• [Records provided]
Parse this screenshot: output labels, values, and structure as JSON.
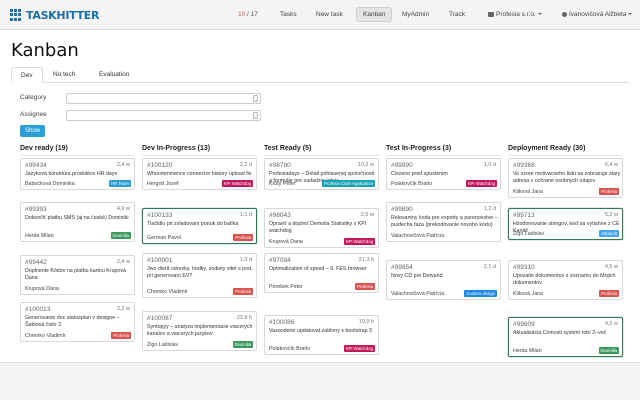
{
  "app": {
    "logo_text": "TASKHITTER"
  },
  "nav": {
    "counter_current": "10",
    "counter_sep": " / ",
    "counter_total": "17",
    "items": [
      "Tasks",
      "New task",
      "Kanban",
      "MyAdmin",
      "Track"
    ],
    "company": "Profesia s.r.o.",
    "user": "Ivanovičová Alžbeta"
  },
  "page": {
    "title": "Kanban"
  },
  "tabs": [
    "Dev",
    "No tech",
    "Evaluation"
  ],
  "filters": {
    "category_label": "Category",
    "assignee_label": "Assignee",
    "show_label": "Show"
  },
  "tag_colors": {
    "HR Team": "#2a9fd6",
    "KPI Watchdog": "#c2185b",
    "Profesia": "#d9534f",
    "Dvomilia": "#3c9a5f",
    "Profesia Cloth Application": "#17a2b8",
    "Custom design": "#1e88e5",
    "Intrasoft": "#42a5f5"
  },
  "columns": [
    {
      "title": "Dev ready (19)",
      "cards": [
        {
          "id": "#99434",
          "est": "2,4 w",
          "text": "Jazyková korektúra produktov HR days",
          "assignee": "Babočková Dominika",
          "tag": "HR Team"
        },
        {
          "id": "#99393",
          "est": "4,9 w",
          "text": "Dokončiť platbu SMS (aj na české) Dominiki",
          "assignee": "Herda Milan",
          "tag": "Dvomilia"
        },
        {
          "id": "#99442",
          "est": "2,4 w",
          "text": "Doplnenie Kódov na platbu kartou Krupová Dana",
          "assignee": "Krupová Dana",
          "tag": ""
        },
        {
          "id": "#100013",
          "est": "3,2 w",
          "text": "Generovanie doc statusplan v designe – Šablona čislo 3",
          "assignee": "Chrenko Vladimír",
          "tag": "Profesia"
        }
      ]
    },
    {
      "title": "Dev In-Progress (13)",
      "cards": [
        {
          "id": "#100120",
          "est": "2,2 d",
          "text": "Whoommmence connector history upload fix",
          "assignee": "Hergott Jozef",
          "tag": "KPI Watchdog"
        },
        {
          "id": "#100133",
          "est": "1,1 d",
          "text": "Tlačidlo pri zvladovaní ponuk do balíka",
          "assignee": "German Pavol",
          "tag": "Profesia"
        },
        {
          "id": "#100001",
          "est": "1,0 d",
          "text": "Jwo dierit odrezky, hodky, zodiety vitet s pod. pri generovaní EV?",
          "assignee": "Chrenko Vladimír",
          "tag": "Profesia"
        },
        {
          "id": "#100087",
          "est": "23,8 h",
          "text": "Syntopyy – analyza implementacie viacerych kanalov a viacerych jazykov",
          "assignee": "Žigo Ladislav",
          "tag": "Dvomilia"
        }
      ]
    },
    {
      "title": "Test Ready (5)",
      "cards": [
        {
          "id": "#98780",
          "est": "10,3 w",
          "text": "Profesiadays – Detail prihlasenej spoločnosti a formulár pre zadadzie údaje",
          "assignee": "Krúty Peter",
          "tag": "Profesia Cloth Application"
        },
        {
          "id": "#98043",
          "est": "2,5 w",
          "text": "Opraviť a doplniť Demolia Štatistiky v KPI watchdog",
          "assignee": "Krupová Dana",
          "tag": "KPI Watchdog"
        },
        {
          "id": "#97094",
          "est": "21,3 h",
          "text": "Optimalization of speed – 6. FES browser",
          "assignee": "Porebek Peter",
          "tag": "Profesia"
        },
        {
          "id": "#100086",
          "est": "19,9 h",
          "text": "Vasoodene updatovat zablony s bootstrap 3",
          "assignee": "Polakovčík Braňo",
          "tag": "KPI Watchdog"
        }
      ]
    },
    {
      "title": "Test In-Progress (3)",
      "cards": [
        {
          "id": "#99890",
          "est": "1,0 d",
          "text": "Cisovno pred spustenim",
          "assignee": "Polakovčík Braňo",
          "tag": "KPI Watchdog"
        },
        {
          "id": "#99890",
          "est": "1,2 d",
          "text": "Relevantny kodu pre exporty a parenovstve – pusfecha faza (prekodovanie novoho kodu)",
          "assignee": "Valachovičová Patrícia",
          "tag": ""
        },
        {
          "id": "#99854",
          "est": "2,1 d",
          "text": "Novy CD pre Detvand",
          "assignee": "Valachovičová Patrícia",
          "tag": "Custom design"
        }
      ]
    },
    {
      "title": "Deployment Ready (30)",
      "cards": [
        {
          "id": "#99368",
          "est": "6,4 w",
          "text": "Vo vzore motivacneho listu sa zobrazuje stary adresa v ochrane osobnych udajov",
          "assignee": "Kliková Jana",
          "tag": "Profesia"
        },
        {
          "id": "#99713",
          "est": "5,2 w",
          "text": "Hzodonovanie stringov, keď sa vytiahne z CE Kanáli",
          "assignee": "Žigo Ladislav",
          "tag": "Intrasoft"
        },
        {
          "id": "#99310",
          "est": "4,5 w",
          "text": "Upozatie dokumentov z zoznamu do Mojich dokumentov",
          "assignee": "Kliková Jana",
          "tag": "Profesia"
        },
        {
          "id": "#99809",
          "est": "4,2 w",
          "text": "Aktualizácia Činnosti systém robí 2–več",
          "assignee": "Herda Milan",
          "tag": "Dvomilia"
        }
      ]
    }
  ]
}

• [What this task involves] Go through the material above and count the lines that contain "platbu"; give that number alone.

• [Response to the exercise] 2